• _Written request_: Lines holding the string "Dental" are the ones to copy; find them all in the data.

______

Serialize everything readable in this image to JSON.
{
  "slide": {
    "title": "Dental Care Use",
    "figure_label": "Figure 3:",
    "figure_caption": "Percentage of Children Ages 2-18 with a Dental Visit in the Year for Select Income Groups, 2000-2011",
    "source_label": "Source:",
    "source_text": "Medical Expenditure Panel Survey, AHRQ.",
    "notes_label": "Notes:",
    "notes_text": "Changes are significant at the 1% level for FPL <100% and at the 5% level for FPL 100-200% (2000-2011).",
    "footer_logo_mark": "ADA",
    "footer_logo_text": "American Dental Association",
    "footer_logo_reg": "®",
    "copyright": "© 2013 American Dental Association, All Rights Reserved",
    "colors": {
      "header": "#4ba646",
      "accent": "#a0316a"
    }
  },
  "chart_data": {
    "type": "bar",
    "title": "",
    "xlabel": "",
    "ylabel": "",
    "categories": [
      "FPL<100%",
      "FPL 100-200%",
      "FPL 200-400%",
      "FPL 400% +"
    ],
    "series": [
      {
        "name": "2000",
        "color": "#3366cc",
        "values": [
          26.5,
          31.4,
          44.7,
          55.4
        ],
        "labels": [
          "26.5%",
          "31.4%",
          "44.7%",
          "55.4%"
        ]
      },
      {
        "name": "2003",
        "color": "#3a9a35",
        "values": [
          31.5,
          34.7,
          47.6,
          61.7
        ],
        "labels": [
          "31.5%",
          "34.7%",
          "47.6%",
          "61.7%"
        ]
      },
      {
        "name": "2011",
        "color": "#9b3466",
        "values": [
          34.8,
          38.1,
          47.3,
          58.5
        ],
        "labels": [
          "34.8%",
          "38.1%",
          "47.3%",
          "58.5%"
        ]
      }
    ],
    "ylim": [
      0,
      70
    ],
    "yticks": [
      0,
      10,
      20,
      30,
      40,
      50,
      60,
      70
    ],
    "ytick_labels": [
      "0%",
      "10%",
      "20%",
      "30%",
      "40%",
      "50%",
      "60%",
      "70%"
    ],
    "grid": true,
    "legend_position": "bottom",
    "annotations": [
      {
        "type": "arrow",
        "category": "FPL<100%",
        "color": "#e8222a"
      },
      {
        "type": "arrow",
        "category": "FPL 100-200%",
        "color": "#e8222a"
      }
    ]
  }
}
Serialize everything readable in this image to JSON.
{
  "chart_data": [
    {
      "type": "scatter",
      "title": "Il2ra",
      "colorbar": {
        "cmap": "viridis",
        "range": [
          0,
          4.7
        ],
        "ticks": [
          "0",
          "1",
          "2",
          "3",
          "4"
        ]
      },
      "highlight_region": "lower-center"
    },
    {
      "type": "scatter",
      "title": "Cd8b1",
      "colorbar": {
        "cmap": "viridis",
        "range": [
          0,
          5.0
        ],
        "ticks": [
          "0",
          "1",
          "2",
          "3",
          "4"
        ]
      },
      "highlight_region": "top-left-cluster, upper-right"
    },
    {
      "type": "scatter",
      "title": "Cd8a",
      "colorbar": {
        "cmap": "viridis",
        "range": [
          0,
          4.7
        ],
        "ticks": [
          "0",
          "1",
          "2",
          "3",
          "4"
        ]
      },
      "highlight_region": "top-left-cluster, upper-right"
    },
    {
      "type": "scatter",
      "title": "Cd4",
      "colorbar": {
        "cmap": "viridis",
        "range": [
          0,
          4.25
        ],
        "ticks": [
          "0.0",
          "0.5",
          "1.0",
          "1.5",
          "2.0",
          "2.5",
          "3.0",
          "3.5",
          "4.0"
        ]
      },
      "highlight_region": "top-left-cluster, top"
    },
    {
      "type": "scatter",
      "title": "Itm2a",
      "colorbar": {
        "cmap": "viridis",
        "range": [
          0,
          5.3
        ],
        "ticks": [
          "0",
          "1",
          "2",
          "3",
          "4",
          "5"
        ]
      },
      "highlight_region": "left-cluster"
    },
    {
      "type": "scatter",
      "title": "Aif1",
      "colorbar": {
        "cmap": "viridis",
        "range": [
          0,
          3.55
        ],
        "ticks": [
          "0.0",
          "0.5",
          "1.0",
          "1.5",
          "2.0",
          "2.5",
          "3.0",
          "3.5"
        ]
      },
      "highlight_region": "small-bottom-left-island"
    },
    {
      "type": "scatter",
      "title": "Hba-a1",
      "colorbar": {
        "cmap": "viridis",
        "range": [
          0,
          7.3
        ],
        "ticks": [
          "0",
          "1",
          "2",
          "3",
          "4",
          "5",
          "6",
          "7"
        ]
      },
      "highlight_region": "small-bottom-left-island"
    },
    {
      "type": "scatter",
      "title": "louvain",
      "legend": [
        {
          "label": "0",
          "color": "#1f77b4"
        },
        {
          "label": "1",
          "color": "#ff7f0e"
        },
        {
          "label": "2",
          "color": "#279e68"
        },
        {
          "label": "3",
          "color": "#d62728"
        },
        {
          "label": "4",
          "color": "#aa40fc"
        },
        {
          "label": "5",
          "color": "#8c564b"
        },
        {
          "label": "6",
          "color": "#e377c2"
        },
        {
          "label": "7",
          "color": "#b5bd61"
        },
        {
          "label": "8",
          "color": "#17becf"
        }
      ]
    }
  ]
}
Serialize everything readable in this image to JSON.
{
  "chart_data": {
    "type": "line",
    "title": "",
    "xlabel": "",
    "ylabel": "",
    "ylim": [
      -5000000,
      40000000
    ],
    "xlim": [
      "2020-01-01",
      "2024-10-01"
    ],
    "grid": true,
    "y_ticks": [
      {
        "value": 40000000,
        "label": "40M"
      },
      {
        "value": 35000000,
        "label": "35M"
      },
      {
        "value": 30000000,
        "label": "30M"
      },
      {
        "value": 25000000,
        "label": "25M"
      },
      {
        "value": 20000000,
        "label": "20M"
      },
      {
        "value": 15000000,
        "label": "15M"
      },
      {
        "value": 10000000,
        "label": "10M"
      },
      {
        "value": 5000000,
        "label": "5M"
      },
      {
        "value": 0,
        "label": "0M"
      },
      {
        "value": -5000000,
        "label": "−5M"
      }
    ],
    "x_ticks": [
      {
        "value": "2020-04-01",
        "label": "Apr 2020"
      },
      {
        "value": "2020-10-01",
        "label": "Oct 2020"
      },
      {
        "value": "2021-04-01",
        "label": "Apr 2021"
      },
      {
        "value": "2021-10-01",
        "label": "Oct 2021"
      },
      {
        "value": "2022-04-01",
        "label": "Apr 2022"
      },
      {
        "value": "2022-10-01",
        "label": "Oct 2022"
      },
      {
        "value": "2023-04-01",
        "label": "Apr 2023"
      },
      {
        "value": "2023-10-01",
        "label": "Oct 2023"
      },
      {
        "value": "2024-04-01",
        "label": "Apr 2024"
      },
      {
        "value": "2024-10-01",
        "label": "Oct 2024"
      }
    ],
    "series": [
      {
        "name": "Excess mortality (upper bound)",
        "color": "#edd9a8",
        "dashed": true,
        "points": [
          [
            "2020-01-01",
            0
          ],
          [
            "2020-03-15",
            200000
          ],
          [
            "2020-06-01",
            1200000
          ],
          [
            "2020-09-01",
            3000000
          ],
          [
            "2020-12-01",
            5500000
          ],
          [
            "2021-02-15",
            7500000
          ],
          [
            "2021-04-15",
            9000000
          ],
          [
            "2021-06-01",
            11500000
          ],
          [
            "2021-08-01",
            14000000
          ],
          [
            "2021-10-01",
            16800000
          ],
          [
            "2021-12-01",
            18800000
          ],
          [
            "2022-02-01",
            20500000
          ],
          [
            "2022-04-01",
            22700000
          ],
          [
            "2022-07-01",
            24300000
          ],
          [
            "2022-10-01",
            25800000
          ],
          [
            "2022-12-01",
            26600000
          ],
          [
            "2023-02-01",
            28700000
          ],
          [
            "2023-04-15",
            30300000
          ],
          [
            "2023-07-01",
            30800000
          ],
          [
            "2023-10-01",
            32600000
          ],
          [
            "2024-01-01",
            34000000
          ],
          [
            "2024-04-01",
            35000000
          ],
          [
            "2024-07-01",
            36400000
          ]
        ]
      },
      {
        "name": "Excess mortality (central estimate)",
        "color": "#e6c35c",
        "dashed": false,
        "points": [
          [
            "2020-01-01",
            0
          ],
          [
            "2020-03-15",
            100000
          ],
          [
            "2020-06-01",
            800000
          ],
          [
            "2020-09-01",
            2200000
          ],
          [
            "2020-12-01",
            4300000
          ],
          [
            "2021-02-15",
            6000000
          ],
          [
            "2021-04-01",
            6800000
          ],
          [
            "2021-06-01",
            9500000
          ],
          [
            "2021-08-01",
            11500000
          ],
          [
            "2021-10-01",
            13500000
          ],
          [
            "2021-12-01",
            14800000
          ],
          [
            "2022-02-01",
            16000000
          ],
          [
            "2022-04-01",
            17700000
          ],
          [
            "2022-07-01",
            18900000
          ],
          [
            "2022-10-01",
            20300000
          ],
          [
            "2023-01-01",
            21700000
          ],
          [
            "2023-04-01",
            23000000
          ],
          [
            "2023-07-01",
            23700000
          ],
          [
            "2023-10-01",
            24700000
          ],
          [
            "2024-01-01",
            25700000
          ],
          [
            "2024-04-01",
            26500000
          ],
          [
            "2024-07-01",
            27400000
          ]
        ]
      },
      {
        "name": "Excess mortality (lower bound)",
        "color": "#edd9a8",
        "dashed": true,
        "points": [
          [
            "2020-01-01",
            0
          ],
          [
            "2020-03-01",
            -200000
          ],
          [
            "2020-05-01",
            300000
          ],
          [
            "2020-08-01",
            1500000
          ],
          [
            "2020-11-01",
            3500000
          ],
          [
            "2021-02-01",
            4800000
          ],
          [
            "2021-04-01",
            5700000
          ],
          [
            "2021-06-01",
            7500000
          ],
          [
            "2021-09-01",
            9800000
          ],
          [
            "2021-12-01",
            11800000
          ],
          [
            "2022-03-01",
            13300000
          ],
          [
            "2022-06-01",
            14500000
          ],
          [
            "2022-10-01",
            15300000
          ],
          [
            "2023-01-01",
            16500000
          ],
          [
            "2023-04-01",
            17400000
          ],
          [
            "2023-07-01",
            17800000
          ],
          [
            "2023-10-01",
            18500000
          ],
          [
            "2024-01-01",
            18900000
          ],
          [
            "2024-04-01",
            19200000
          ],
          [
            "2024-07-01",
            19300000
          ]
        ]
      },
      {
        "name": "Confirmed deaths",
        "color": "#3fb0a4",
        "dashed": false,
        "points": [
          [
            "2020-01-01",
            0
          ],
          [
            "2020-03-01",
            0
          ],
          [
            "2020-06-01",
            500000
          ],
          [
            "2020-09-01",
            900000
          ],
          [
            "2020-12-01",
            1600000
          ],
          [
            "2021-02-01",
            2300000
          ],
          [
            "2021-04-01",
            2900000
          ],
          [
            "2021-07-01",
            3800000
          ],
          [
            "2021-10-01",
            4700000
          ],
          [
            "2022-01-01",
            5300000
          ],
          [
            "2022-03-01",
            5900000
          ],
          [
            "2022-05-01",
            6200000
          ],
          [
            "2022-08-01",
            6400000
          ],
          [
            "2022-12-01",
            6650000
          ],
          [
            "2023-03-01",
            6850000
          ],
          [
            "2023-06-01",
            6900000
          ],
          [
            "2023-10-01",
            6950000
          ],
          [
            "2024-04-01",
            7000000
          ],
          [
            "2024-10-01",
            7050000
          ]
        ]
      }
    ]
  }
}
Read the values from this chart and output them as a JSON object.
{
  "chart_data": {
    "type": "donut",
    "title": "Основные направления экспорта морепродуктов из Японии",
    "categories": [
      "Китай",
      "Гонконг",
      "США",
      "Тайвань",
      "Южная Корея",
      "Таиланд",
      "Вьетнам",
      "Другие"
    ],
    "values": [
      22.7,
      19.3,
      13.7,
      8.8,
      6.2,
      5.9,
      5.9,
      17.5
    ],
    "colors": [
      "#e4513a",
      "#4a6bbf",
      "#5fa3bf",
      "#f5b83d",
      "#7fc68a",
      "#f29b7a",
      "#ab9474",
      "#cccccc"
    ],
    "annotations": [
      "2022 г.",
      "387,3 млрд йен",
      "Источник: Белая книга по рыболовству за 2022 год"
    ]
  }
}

______

• _Output of the task_:
    "title": "Dental Care Use",
    "figure_caption": "Percentage of Children Ages 2-18 with a Dental Visit in the Year for Select Income Groups, 2000-2011",
    "footer_logo_text": "American Dental Association",
    "copyright": "© 2013 American Dental Association, All Rights Reserved",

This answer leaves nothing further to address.